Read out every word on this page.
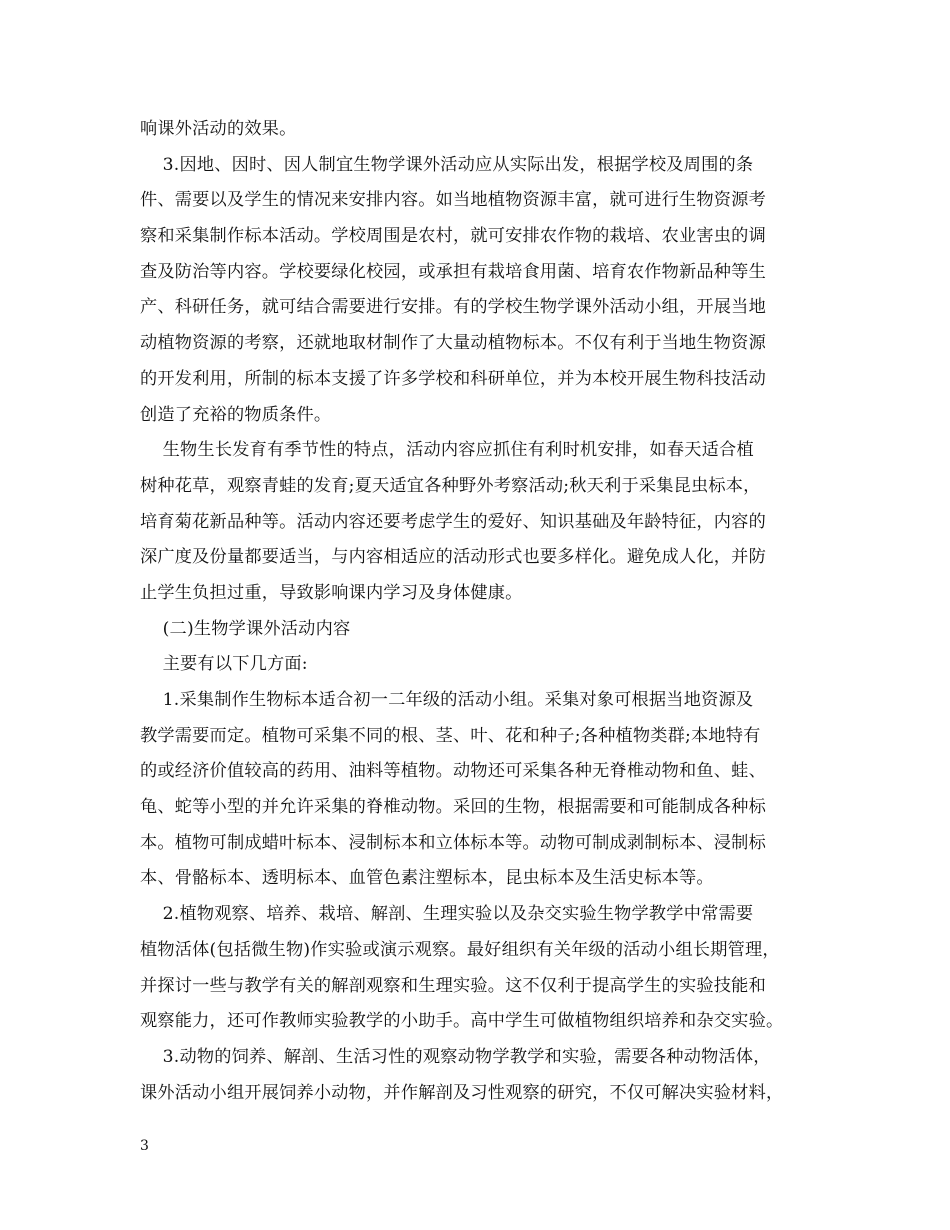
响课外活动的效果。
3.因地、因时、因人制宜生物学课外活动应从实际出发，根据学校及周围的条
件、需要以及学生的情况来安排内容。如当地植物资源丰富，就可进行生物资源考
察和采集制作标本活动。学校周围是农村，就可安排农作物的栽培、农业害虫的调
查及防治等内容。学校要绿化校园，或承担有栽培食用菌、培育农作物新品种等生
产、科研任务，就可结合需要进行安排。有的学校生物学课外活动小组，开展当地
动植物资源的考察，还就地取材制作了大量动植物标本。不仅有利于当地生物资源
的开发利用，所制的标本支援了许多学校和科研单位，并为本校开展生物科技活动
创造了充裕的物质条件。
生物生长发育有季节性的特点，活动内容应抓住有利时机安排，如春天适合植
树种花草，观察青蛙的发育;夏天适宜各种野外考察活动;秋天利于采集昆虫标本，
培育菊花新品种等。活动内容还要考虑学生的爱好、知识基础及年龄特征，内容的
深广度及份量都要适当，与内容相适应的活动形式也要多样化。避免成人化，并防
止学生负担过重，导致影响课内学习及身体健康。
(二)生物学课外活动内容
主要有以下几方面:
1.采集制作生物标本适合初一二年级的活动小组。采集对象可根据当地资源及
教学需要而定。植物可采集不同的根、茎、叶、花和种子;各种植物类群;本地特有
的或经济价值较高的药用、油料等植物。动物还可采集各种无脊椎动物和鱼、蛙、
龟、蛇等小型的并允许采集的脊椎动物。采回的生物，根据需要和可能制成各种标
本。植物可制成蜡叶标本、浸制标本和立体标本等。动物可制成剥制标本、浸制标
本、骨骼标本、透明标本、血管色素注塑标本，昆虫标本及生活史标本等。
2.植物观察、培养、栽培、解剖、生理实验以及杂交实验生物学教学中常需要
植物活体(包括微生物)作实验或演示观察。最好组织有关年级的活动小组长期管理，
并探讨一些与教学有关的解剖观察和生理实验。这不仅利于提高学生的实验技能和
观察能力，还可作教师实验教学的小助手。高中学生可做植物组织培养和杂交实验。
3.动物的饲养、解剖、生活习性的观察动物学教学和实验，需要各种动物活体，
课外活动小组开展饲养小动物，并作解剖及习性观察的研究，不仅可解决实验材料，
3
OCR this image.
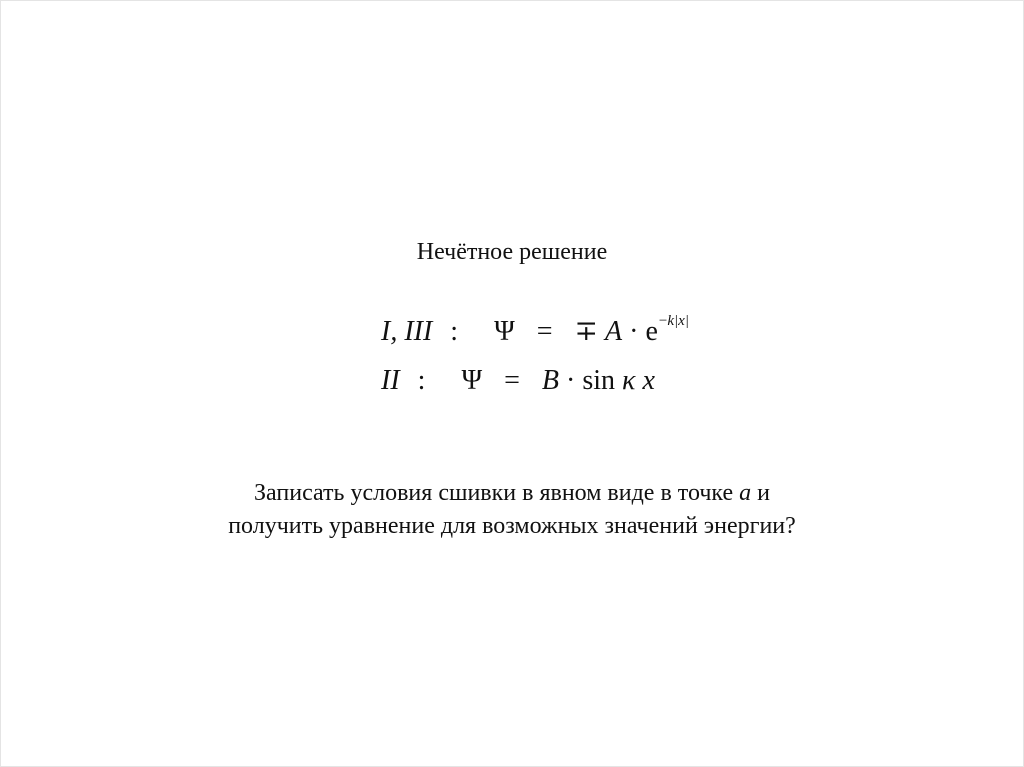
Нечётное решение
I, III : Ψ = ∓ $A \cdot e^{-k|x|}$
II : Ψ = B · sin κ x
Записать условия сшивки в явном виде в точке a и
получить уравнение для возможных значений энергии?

———

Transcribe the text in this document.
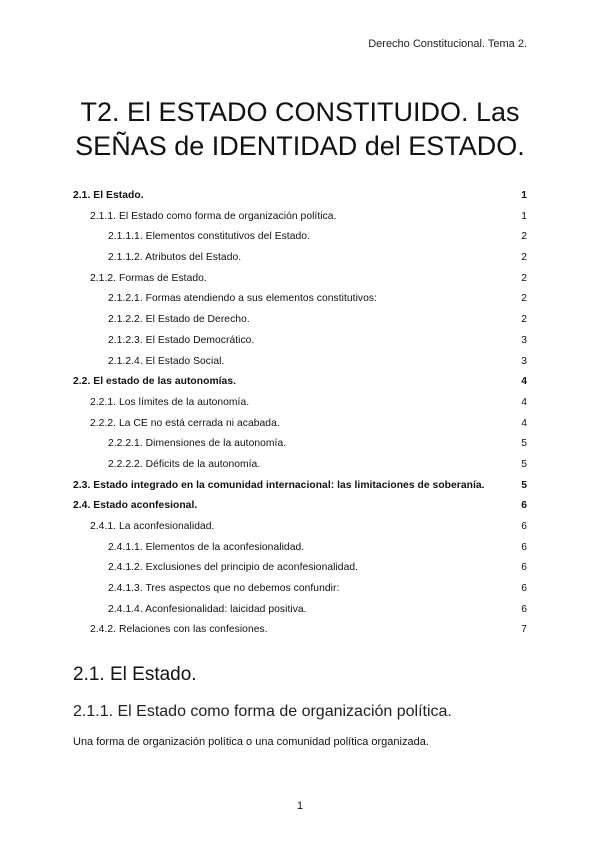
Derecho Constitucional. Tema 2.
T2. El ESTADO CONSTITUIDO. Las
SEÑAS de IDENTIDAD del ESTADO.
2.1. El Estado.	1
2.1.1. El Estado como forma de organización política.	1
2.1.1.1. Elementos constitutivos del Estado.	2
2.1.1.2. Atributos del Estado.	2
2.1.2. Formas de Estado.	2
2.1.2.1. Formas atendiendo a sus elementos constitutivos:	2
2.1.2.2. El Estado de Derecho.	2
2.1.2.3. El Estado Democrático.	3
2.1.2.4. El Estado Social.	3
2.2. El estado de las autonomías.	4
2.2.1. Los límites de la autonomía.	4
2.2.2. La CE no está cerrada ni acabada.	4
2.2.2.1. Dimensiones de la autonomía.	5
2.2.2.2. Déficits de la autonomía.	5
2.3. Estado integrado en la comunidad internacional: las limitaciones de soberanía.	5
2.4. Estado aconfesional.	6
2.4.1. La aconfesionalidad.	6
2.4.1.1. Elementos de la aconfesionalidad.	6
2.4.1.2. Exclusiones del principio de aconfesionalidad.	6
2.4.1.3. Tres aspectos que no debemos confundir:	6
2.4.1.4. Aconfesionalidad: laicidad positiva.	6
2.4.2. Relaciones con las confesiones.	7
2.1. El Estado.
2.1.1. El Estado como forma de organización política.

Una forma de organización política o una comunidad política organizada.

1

———

▶ Problem requirements
Every line above that contains the word "Derecho" should be reported.

▶ The completed task
Derecho Constitucional. Tema 2.
2.1.2.2. El Estado de Derecho.	2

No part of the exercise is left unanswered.